**GIVEN ENTRIES**
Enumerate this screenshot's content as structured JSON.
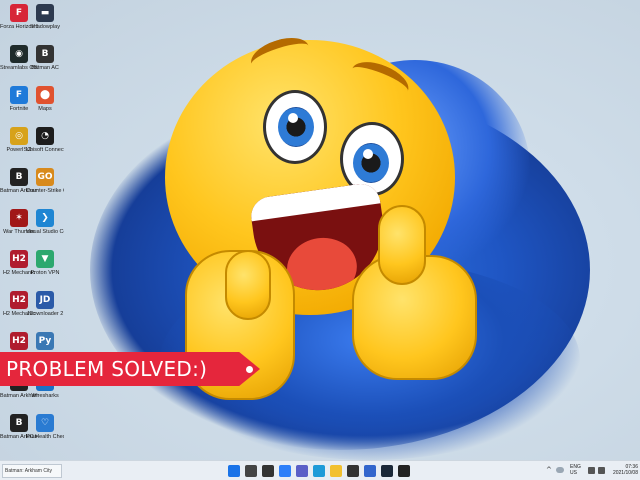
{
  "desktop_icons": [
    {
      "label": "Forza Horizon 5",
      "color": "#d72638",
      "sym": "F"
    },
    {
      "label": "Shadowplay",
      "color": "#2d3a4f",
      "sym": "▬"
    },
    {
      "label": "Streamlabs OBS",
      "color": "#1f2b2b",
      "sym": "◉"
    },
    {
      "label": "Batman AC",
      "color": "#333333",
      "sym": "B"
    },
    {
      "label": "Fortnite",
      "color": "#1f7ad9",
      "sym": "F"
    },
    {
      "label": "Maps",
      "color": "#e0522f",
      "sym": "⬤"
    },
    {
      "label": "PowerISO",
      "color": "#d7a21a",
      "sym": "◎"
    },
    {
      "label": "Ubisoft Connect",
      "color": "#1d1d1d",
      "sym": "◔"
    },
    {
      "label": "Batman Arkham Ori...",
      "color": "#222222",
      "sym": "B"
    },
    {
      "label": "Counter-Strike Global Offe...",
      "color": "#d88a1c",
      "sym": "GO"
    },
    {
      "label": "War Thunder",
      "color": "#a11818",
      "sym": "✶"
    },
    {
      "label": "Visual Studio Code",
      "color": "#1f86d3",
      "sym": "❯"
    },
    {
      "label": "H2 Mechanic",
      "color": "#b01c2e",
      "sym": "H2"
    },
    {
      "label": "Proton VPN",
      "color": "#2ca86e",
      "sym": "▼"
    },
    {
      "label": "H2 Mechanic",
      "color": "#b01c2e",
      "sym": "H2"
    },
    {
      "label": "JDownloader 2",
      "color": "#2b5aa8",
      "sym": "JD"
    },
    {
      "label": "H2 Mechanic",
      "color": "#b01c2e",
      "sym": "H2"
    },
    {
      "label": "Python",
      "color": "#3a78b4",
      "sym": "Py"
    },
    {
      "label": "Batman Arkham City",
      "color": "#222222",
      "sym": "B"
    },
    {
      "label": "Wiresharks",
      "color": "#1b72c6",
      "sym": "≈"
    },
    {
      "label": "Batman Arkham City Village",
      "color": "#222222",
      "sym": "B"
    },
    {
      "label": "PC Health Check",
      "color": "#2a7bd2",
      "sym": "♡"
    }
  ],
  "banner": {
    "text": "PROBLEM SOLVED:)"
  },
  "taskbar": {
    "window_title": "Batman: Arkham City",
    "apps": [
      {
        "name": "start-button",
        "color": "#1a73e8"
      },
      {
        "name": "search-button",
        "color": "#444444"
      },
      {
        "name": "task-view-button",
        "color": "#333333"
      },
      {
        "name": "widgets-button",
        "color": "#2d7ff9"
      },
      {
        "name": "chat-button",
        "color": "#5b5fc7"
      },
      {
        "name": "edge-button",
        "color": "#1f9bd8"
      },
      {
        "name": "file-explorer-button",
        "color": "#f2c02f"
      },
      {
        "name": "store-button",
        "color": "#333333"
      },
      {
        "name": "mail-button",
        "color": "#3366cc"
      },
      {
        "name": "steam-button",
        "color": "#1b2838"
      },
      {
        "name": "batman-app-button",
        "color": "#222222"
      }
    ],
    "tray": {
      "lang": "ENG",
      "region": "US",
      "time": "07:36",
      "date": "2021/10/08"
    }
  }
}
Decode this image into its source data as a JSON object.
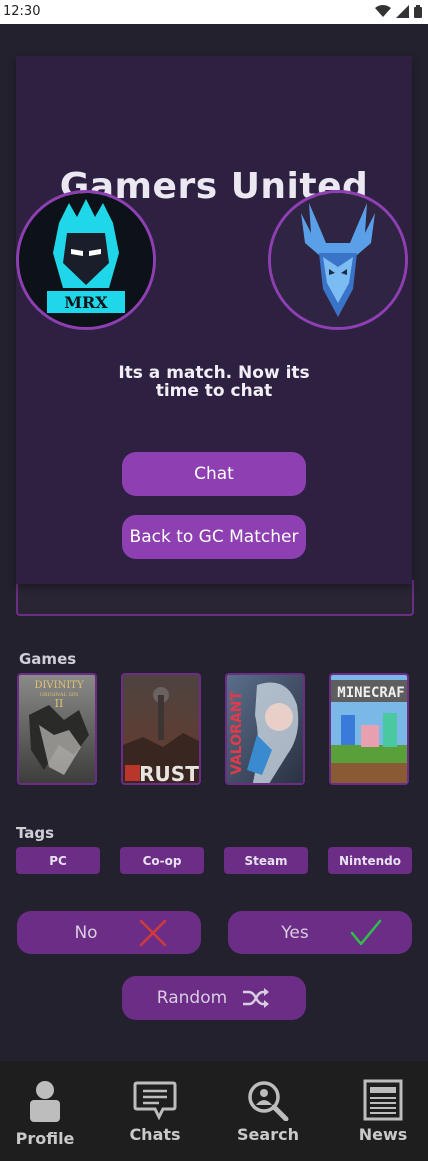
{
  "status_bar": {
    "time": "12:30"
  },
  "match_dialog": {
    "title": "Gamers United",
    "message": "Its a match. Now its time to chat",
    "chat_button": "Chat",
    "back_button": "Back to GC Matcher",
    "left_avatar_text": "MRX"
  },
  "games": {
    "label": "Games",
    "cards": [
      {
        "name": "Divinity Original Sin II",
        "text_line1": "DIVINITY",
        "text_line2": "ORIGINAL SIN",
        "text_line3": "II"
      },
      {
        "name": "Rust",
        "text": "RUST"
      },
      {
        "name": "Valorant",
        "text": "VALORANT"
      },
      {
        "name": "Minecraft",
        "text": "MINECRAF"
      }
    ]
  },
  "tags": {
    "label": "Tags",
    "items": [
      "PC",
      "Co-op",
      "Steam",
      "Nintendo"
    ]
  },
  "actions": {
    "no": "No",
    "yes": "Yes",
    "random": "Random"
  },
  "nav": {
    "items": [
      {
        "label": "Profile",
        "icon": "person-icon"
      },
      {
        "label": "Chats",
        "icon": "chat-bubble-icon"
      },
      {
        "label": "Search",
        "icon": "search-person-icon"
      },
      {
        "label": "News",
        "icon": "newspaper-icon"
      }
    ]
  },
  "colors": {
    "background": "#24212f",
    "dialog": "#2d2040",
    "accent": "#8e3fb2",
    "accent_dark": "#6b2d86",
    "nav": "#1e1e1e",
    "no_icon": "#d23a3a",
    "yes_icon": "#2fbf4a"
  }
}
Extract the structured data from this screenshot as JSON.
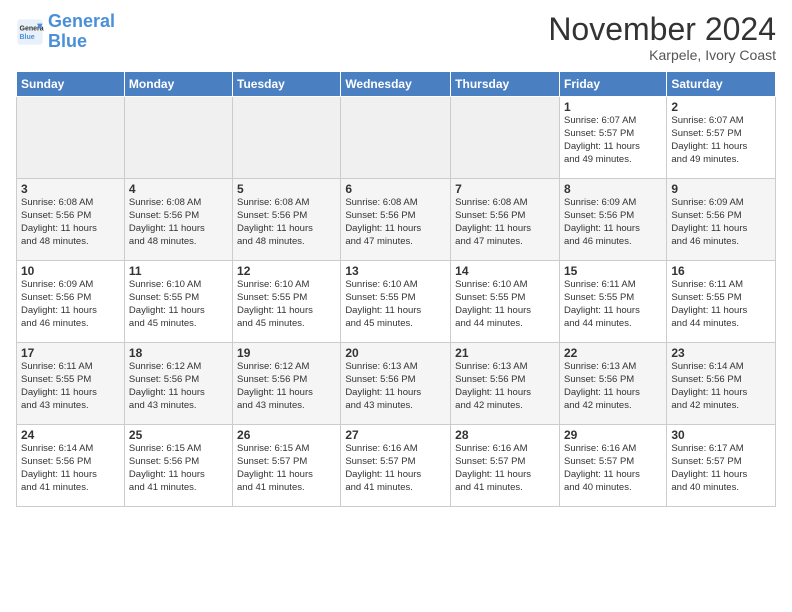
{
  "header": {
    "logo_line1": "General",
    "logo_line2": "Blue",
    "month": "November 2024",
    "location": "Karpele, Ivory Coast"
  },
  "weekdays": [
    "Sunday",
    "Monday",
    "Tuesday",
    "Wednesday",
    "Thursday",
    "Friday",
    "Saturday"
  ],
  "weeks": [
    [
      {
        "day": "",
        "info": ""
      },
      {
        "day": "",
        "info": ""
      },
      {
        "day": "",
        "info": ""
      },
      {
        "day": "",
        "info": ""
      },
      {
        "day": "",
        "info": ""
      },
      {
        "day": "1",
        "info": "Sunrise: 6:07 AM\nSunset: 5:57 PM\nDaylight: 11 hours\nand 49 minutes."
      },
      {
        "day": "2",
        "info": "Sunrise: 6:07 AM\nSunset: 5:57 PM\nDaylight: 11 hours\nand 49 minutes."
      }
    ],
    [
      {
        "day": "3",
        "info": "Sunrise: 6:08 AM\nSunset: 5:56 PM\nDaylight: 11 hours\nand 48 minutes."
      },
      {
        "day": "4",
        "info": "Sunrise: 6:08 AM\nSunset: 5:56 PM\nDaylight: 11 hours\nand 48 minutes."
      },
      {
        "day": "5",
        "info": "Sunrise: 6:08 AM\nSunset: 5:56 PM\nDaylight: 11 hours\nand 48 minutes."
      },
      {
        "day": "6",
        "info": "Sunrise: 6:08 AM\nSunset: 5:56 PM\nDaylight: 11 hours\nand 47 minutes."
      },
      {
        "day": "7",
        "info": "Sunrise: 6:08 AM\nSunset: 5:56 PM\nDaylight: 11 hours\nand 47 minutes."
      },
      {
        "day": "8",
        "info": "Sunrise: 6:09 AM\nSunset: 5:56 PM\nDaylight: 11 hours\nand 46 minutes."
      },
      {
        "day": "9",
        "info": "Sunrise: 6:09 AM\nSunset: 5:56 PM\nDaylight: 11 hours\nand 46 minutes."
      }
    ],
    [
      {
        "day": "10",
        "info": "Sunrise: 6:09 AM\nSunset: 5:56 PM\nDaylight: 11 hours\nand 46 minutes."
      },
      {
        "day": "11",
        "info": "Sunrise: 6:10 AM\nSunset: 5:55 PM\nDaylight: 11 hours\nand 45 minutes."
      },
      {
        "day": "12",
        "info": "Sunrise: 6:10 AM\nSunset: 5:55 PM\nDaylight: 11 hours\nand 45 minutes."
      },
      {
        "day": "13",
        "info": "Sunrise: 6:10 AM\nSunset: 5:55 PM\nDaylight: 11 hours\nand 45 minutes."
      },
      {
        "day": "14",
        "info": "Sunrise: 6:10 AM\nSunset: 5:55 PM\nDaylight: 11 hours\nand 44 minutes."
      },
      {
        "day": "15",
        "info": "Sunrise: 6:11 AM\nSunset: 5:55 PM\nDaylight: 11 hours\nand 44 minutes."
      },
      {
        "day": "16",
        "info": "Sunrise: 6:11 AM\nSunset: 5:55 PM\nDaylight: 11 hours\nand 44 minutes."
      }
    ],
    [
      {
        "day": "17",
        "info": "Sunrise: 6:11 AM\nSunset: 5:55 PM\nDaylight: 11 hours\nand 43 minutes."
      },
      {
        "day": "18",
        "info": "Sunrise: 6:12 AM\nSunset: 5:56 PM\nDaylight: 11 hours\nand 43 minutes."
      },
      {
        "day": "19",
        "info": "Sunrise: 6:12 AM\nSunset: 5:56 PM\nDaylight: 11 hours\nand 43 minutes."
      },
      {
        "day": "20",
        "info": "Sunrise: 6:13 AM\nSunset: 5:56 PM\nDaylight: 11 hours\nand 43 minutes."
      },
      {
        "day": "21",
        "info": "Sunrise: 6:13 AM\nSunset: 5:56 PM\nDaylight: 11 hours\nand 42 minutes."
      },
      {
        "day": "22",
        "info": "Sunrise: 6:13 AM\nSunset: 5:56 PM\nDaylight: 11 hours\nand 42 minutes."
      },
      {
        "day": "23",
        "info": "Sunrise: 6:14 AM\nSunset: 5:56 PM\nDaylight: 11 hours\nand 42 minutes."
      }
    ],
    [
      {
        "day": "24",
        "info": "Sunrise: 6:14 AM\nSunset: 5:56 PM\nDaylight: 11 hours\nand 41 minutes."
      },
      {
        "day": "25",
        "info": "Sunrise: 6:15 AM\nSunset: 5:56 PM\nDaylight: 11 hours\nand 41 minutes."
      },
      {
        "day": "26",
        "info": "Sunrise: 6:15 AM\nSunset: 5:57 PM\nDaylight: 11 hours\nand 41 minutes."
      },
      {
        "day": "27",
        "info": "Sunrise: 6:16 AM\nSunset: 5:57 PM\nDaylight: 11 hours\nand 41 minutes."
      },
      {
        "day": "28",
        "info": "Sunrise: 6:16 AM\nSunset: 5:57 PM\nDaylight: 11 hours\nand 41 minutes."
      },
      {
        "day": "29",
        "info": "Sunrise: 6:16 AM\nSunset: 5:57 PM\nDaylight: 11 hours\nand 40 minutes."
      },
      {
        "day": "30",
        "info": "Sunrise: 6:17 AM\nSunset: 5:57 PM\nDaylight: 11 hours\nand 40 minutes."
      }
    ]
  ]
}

**WHAT THE TASK REQUIRES**
Filter the entries above down to the lines containing the word "this".

**EXERCISE ANSWER**
Enumerate this screenshot's content as structured JSON.
Decode this image into its source data as a JSON object.
Extract the structured data from this screenshot as JSON.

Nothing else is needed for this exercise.